[Start of Input for this task]
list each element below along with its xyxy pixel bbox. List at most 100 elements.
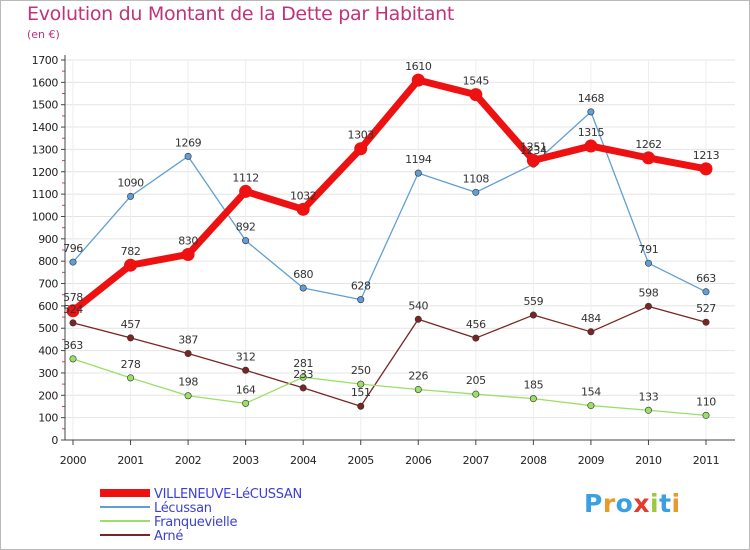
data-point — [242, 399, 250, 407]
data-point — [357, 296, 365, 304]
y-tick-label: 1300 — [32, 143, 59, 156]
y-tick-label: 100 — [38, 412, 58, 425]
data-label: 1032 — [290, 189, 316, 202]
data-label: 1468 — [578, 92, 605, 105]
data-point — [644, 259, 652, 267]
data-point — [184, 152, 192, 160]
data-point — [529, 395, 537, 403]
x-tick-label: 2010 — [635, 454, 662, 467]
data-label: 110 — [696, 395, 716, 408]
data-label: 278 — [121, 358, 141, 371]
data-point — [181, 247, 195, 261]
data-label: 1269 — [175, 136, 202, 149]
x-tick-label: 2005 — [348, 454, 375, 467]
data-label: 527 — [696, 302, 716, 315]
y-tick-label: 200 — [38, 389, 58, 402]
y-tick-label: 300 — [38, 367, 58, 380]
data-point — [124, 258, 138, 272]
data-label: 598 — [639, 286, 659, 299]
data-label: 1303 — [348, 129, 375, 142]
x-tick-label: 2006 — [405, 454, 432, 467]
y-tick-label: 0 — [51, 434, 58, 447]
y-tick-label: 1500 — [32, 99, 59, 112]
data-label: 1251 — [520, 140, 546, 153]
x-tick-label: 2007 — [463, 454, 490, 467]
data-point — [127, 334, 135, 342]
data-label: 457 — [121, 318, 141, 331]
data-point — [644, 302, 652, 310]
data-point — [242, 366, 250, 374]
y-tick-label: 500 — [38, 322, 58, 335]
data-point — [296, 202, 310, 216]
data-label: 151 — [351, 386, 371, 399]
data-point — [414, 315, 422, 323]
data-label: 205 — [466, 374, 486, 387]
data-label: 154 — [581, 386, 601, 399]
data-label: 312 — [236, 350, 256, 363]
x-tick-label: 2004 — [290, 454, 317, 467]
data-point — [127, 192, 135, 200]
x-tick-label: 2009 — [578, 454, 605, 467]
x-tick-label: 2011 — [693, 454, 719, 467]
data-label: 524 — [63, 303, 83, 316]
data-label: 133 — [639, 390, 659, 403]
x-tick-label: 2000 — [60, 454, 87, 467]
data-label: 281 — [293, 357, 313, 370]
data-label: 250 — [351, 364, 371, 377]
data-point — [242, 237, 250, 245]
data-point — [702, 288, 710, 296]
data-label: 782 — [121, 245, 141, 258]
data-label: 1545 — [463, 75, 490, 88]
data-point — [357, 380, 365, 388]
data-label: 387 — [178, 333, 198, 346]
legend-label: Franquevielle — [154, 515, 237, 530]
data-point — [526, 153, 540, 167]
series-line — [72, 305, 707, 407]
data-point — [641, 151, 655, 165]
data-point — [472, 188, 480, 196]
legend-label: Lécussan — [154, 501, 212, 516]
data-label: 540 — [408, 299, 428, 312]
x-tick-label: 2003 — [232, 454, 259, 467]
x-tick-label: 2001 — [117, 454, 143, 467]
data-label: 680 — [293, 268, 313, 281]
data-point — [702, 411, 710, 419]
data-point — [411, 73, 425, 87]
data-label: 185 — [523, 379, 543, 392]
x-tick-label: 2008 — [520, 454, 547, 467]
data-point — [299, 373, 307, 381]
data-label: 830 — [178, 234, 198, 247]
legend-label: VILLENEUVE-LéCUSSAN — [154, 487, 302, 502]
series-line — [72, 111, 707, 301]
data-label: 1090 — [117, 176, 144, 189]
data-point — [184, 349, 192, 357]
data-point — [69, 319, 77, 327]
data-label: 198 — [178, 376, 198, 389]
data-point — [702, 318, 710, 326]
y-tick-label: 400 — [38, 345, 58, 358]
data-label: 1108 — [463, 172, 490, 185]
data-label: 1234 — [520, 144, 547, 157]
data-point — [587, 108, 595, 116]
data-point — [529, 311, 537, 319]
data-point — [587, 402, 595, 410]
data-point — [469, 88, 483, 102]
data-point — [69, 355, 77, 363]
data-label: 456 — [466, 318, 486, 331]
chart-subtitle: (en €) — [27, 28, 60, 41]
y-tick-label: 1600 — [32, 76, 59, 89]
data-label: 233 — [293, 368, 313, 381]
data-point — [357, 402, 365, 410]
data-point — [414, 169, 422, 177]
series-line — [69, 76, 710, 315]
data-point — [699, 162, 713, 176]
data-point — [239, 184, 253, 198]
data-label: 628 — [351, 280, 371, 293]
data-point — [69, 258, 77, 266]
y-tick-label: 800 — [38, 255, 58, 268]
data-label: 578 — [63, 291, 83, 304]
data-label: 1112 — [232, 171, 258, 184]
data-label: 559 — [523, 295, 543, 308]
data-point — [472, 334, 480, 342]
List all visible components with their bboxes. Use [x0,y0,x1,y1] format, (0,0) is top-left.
[End of Input for this task]
[Start of Input for this task]
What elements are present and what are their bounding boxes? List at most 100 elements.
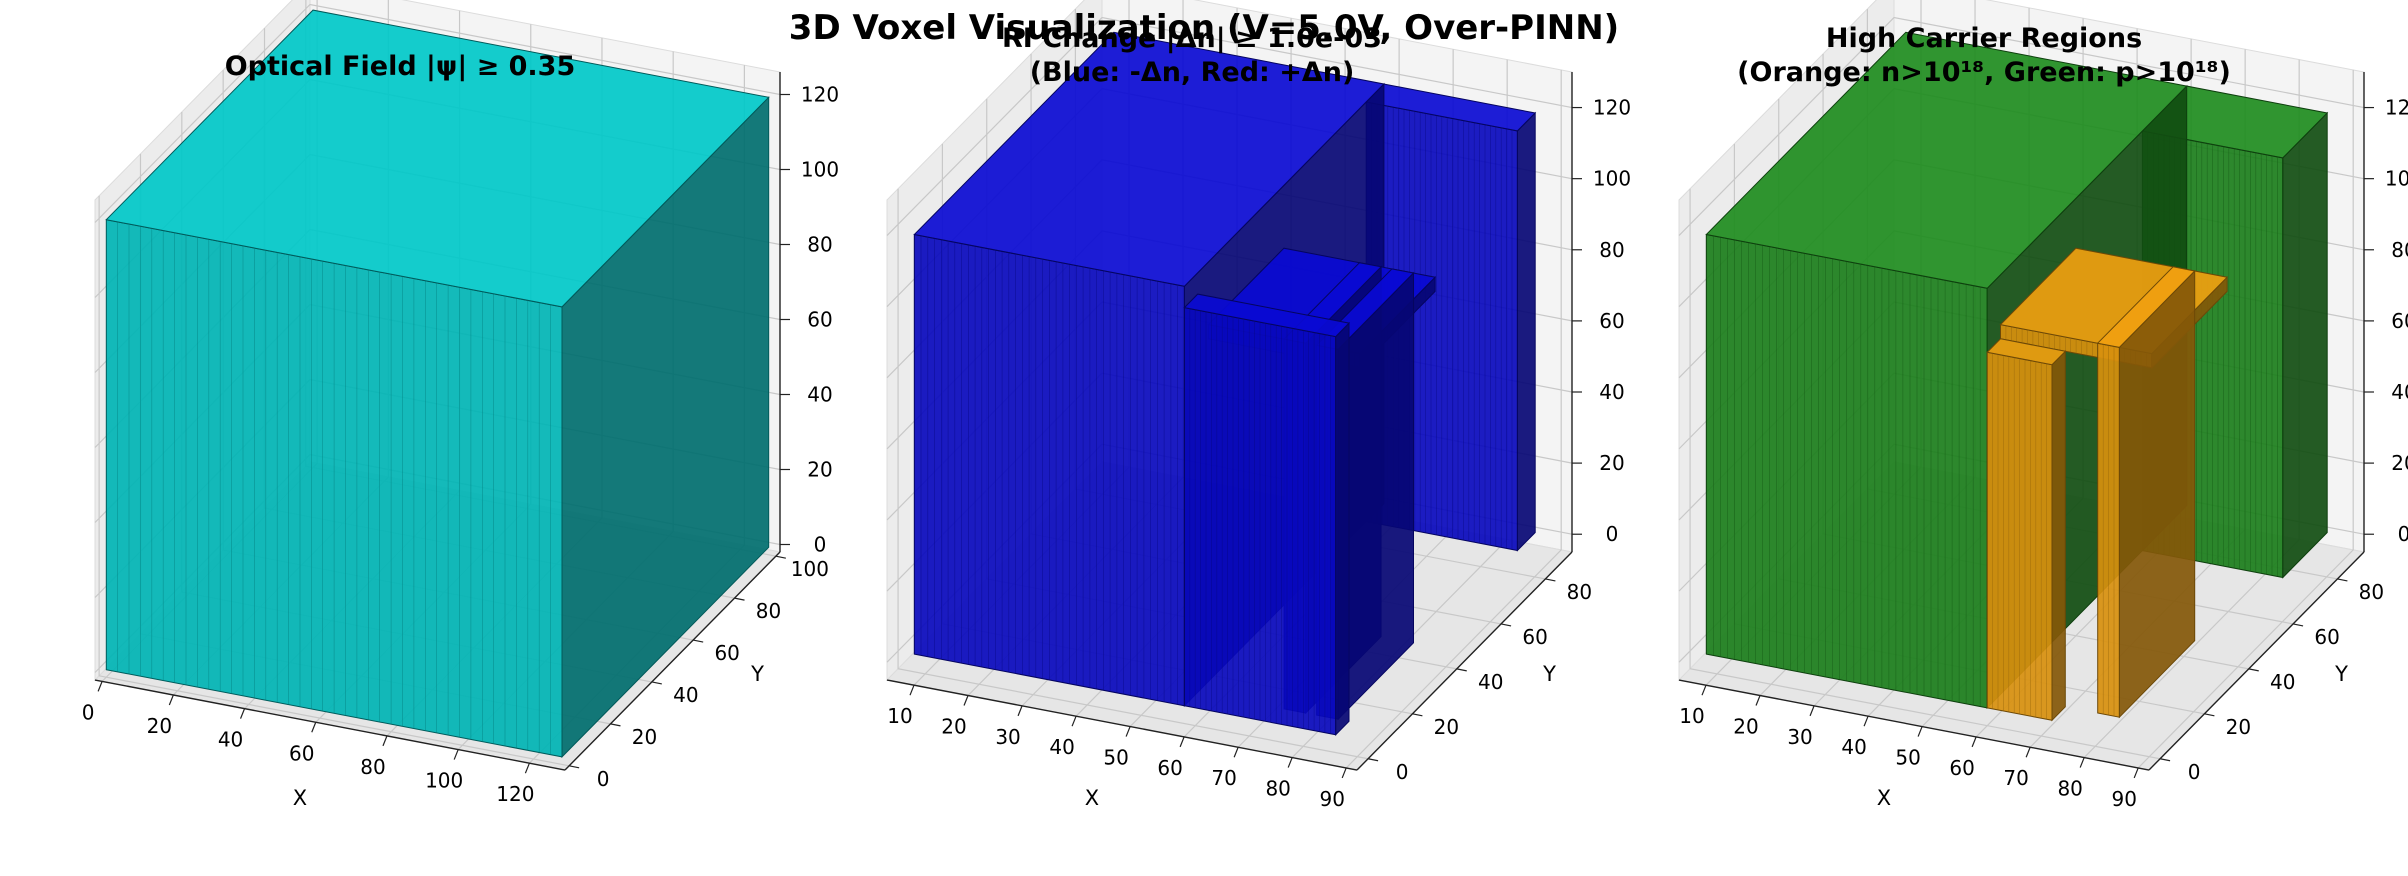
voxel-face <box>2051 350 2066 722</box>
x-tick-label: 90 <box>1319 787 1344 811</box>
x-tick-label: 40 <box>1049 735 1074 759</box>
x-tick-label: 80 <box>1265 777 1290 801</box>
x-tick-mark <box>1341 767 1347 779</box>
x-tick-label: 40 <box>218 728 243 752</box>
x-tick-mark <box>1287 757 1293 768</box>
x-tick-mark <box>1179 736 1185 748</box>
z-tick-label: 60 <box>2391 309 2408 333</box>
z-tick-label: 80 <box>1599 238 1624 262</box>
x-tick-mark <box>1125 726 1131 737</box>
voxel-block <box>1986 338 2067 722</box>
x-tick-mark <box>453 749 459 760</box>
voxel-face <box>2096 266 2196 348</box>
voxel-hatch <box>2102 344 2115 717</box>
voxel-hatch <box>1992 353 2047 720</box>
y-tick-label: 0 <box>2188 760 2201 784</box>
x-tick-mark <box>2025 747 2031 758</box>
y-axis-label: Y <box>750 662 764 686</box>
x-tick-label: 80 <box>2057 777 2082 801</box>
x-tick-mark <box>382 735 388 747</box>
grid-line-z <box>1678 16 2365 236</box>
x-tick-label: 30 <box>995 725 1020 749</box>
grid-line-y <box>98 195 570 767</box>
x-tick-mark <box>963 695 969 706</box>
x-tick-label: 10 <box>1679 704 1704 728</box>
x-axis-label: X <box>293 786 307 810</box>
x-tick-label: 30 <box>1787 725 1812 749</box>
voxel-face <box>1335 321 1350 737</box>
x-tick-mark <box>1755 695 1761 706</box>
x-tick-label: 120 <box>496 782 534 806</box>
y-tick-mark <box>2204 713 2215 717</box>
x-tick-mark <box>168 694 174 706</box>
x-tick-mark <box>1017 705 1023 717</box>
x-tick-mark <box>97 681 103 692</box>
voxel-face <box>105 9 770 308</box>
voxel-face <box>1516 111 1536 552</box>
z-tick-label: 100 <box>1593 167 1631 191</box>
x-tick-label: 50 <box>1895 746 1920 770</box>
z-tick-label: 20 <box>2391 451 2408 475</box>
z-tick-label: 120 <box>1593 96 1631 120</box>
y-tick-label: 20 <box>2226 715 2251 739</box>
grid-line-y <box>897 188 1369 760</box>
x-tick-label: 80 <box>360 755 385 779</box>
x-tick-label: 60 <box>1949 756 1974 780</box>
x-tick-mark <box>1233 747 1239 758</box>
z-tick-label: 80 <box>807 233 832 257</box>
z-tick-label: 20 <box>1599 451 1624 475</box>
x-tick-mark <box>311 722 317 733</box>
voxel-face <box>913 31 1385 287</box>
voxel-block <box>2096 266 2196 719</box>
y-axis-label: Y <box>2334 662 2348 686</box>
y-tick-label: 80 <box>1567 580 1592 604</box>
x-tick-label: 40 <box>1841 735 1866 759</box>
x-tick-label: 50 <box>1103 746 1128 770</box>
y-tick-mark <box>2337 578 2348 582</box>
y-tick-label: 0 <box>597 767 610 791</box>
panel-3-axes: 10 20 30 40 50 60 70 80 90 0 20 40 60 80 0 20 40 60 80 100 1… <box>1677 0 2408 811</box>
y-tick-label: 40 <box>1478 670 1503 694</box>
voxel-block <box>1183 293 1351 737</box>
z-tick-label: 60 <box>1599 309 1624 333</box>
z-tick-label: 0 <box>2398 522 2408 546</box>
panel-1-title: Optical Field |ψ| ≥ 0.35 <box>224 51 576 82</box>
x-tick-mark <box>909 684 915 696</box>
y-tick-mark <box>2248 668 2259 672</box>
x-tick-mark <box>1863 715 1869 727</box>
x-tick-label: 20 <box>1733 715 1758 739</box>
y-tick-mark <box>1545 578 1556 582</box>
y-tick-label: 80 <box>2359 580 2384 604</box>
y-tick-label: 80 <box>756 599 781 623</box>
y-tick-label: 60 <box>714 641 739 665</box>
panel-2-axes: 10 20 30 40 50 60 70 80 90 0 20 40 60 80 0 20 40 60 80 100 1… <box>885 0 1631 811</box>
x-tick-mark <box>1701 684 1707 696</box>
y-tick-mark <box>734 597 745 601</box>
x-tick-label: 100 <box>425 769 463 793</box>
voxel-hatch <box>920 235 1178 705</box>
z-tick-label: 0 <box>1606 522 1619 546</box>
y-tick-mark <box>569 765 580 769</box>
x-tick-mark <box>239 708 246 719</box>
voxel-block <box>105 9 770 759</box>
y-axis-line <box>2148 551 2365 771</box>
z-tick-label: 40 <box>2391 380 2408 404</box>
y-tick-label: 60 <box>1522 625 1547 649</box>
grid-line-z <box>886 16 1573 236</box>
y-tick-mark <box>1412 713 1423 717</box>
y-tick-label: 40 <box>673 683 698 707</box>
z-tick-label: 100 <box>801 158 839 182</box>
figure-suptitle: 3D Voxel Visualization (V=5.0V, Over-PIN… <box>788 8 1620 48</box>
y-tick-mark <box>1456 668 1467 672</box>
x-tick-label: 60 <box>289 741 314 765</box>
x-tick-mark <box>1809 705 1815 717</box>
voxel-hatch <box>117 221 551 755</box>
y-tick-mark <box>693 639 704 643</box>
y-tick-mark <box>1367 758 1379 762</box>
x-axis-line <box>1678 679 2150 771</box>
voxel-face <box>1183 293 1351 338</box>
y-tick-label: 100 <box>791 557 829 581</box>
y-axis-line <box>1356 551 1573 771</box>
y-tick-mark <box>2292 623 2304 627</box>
[End of Input for this task]
The problem:
Rewrite the material from the line containing "data-point — [242, 399, 250, 407]" through the line containing "data-label: 527 — [696, 302, 716, 315]" as a Markdown table with the columns Row and Line. Number each row, copy the line into the Line column, and skip any blank lines.

Task response:
| Row | Line |
|---|---|
| 1 | data-point — [242, 399, 250, 407] |
| 2 | data-point — [357, 296, 365, 304] |
| 3 | y-tick-label: 1300 — [32, 143, 59, 156] |
| 4 | y-tick-label: 100 — [38, 412, 58, 425] |
| 5 | data-label: 1032 — [290, 189, 316, 202] |
| 6 | data-label: 1468 — [578, 92, 605, 105] |
| 7 | data-point — [644, 259, 652, 267] |
| 8 | data-point — [184, 152, 192, 160] |
| 9 | data-point — [529, 395, 537, 403] |
| 10 | x-tick-label: 2010 — [635, 454, 662, 467] |
| 11 | data-label: 110 — [696, 395, 716, 408] |
| 12 | data-label: 278 — [121, 358, 141, 371] |
| 13 | data-point — [181, 247, 195, 261] |
| 14 | data-label: 1269 — [175, 136, 202, 149] |
| 15 | x-tick-label: 2005 — [348, 454, 375, 467] |
| 16 | data-label: 527 — [696, 302, 716, 315] |